Work to do >> Print the entries in full, word for word, but not the pictures.

Entries shown >>
########
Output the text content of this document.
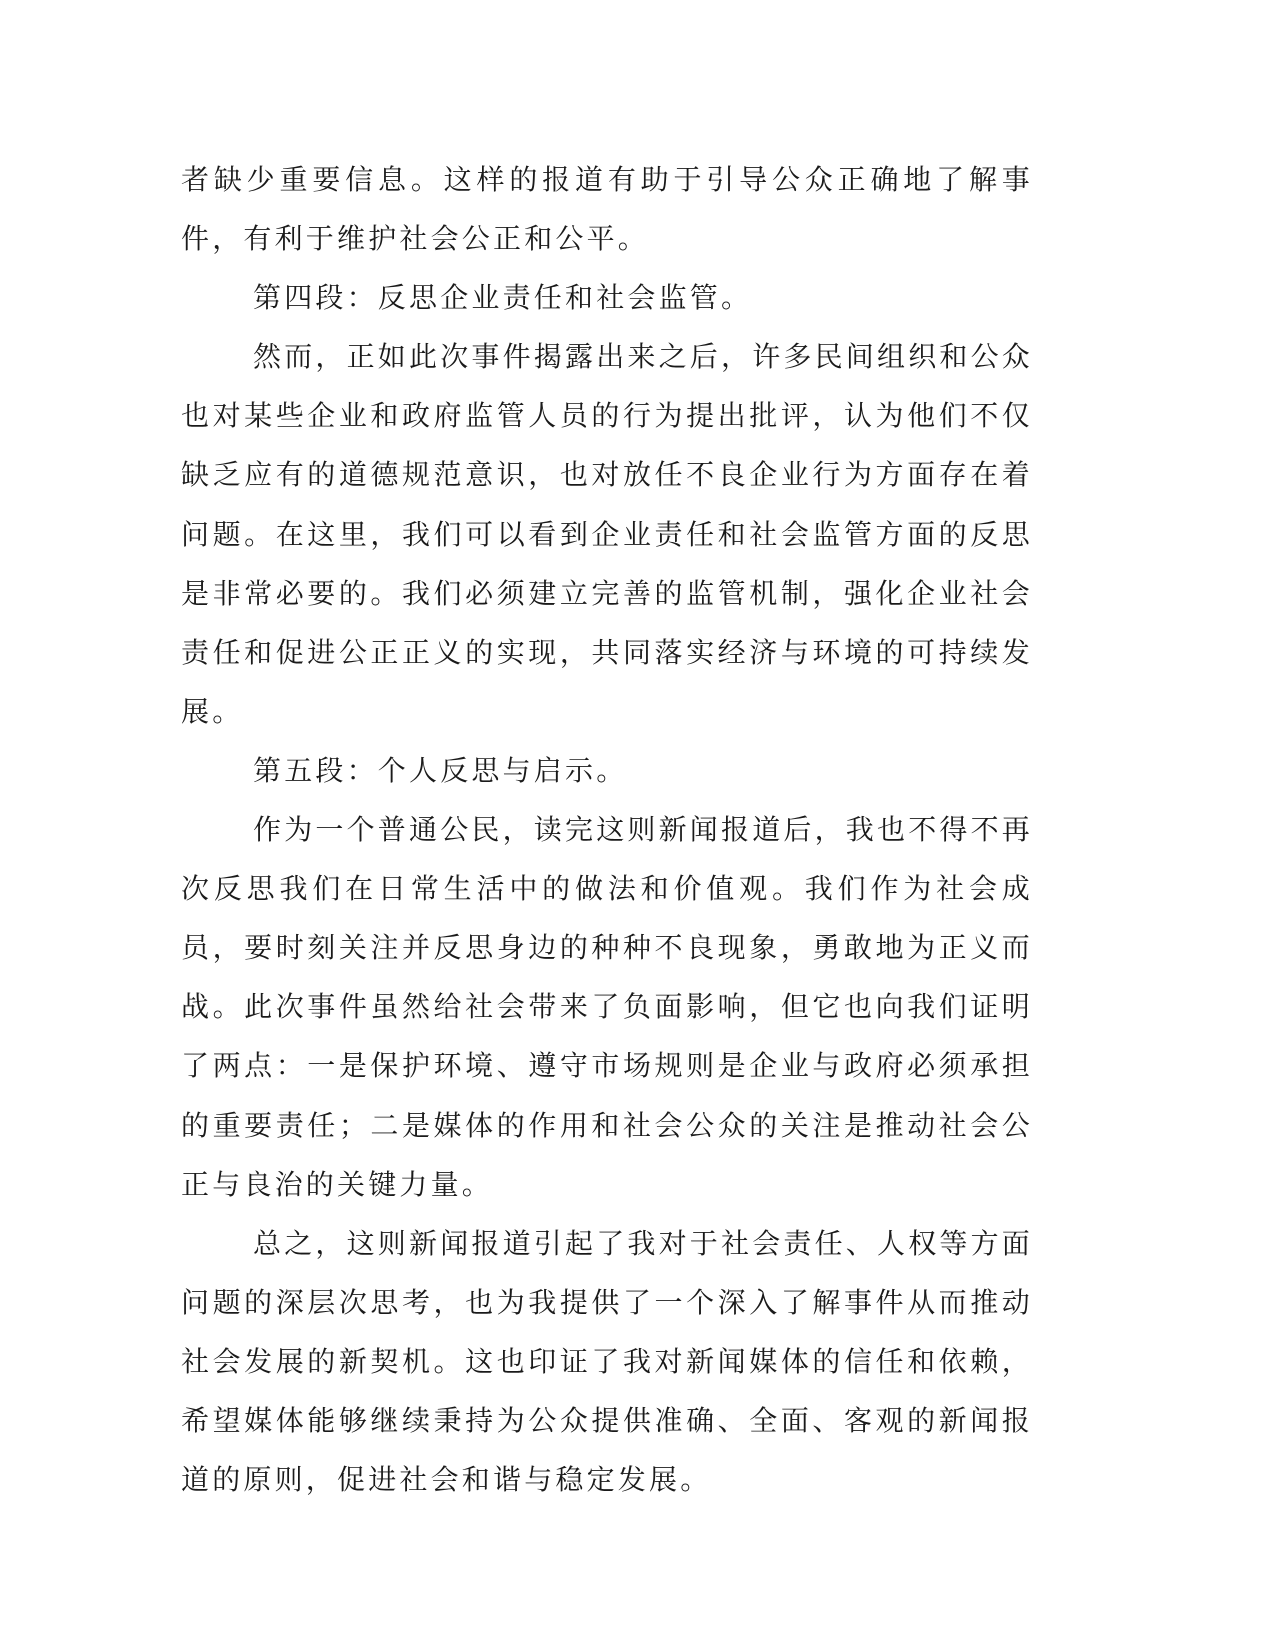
者缺少重要信息。这样的报道有助于引导公众正确地了解事件，有利于维护社会公正和公平。

第四段：反思企业责任和社会监管。

然而，正如此次事件揭露出来之后，许多民间组织和公众也对某些企业和政府监管人员的行为提出批评，认为他们不仅缺乏应有的道德规范意识，也对放任不良企业行为方面存在着问题。在这里，我们可以看到企业责任和社会监管方面的反思是非常必要的。我们必须建立完善的监管机制，强化企业社会责任和促进公正正义的实现，共同落实经济与环境的可持续发展。

第五段：个人反思与启示。

作为一个普通公民，读完这则新闻报道后，我也不得不再次反思我们在日常生活中的做法和价值观。我们作为社会成员，要时刻关注并反思身边的种种不良现象，勇敢地为正义而战。此次事件虽然给社会带来了负面影响，但它也向我们证明了两点：一是保护环境、遵守市场规则是企业与政府必须承担的重要责任；二是媒体的作用和社会公众的关注是推动社会公正与良治的关键力量。

总之，这则新闻报道引起了我对于社会责任、人权等方面问题的深层次思考，也为我提供了一个深入了解事件从而推动社会发展的新契机。这也印证了我对新闻媒体的信任和依赖，希望媒体能够继续秉持为公众提供准确、全面、客观的新闻报道的原则，促进社会和谐与稳定发展。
########
Result for this exercise >>
Output the text content of this document.
者缺少重要信息。这样的报道有助于引导公众正确地了解事件，有利于维护社会公正和公平。

第四段：反思企业责任和社会监管。

然而，正如此次事件揭露出来之后，许多民间组织和公众也对某些企业和政府监管人员的行为提出批评，认为他们不仅缺乏应有的道德规范意识，也对放任不良企业行为方面存在着问题。在这里，我们可以看到企业责任和社会监管方面的反思是非常必要的。我们必须建立完善的监管机制，强化企业社会责任和促进公正正义的实现，共同落实经济与环境的可持续发展。

第五段：个人反思与启示。

作为一个普通公民，读完这则新闻报道后，我也不得不再次反思我们在日常生活中的做法和价值观。我们作为社会成员，要时刻关注并反思身边的种种不良现象，勇敢地为正义而战。此次事件虽然给社会带来了负面影响，但它也向我们证明了两点：一是保护环境、遵守市场规则是企业与政府必须承担的重要责任；二是媒体的作用和社会公众的关注是推动社会公正与良治的关键力量。

总之，这则新闻报道引起了我对于社会责任、人权等方面问题的深层次思考，也为我提供了一个深入了解事件从而推动社会发展的新契机。这也印证了我对新闻媒体的信任和依赖，希望媒体能够继续秉持为公众提供准确、全面、客观的新闻报道的原则，促进社会和谐与稳定发展。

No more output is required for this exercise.